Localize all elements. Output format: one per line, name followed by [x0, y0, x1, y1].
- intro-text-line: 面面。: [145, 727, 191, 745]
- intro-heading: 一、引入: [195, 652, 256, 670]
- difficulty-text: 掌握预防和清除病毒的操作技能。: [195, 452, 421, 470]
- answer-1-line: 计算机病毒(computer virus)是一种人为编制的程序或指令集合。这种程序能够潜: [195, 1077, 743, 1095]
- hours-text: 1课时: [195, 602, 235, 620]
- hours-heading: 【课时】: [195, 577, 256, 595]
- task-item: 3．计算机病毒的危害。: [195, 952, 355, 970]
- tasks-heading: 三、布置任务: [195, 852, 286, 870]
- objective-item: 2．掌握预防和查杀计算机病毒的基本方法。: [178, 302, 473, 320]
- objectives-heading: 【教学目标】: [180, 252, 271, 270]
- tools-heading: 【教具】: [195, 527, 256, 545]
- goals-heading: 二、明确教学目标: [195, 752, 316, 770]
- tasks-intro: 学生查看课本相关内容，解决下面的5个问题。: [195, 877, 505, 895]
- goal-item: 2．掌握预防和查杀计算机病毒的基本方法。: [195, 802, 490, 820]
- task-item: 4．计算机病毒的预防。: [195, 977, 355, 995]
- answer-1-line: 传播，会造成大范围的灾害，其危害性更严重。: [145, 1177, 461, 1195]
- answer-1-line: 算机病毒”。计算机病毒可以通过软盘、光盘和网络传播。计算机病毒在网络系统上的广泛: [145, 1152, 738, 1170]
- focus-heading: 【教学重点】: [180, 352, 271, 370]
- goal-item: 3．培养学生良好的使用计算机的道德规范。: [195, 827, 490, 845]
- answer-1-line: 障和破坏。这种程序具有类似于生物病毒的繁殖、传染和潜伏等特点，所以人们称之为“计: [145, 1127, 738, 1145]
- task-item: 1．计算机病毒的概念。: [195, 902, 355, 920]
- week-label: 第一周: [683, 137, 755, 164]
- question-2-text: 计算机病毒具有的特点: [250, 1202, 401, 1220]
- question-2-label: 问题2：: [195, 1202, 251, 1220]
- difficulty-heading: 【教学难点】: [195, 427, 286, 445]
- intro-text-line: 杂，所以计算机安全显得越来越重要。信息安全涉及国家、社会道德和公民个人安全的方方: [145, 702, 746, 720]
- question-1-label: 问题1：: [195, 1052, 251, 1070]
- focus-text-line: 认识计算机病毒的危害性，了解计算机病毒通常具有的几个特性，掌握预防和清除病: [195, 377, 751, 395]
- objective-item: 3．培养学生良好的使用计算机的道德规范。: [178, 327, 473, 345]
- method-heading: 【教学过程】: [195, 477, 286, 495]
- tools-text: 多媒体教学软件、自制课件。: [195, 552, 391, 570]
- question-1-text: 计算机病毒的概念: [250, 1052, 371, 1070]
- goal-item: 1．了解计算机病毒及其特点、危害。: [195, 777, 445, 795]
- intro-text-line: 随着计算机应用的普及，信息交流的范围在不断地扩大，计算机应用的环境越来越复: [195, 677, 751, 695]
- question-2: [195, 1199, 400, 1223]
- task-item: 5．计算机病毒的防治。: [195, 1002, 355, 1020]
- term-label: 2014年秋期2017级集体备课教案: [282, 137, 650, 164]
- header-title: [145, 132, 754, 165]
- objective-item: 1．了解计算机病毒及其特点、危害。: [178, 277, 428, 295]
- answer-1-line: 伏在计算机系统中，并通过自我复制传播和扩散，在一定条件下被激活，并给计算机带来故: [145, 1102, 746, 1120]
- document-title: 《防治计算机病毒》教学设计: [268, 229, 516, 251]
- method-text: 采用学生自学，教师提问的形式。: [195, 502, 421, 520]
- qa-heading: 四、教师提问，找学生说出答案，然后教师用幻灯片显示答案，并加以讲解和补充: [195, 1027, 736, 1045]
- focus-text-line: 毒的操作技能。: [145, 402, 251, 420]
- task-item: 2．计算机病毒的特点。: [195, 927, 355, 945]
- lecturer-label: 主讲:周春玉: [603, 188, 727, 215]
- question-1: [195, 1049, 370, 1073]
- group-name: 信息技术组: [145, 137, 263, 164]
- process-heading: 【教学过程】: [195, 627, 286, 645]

*-*-*

◆ Your task:
Report each line in the data that holds the word "question".

◆ Your solution:
- question-2-text: 计算机病毒具有的特点: [250, 1202, 401, 1220]
- question-2-label: 问题2：: [195, 1202, 251, 1220]
- question-1-label: 问题1：: [195, 1052, 251, 1070]
- question-1-text: 计算机病毒的概念: [250, 1052, 371, 1070]
- question-2: [195, 1199, 400, 1223]
- question-1: [195, 1049, 370, 1073]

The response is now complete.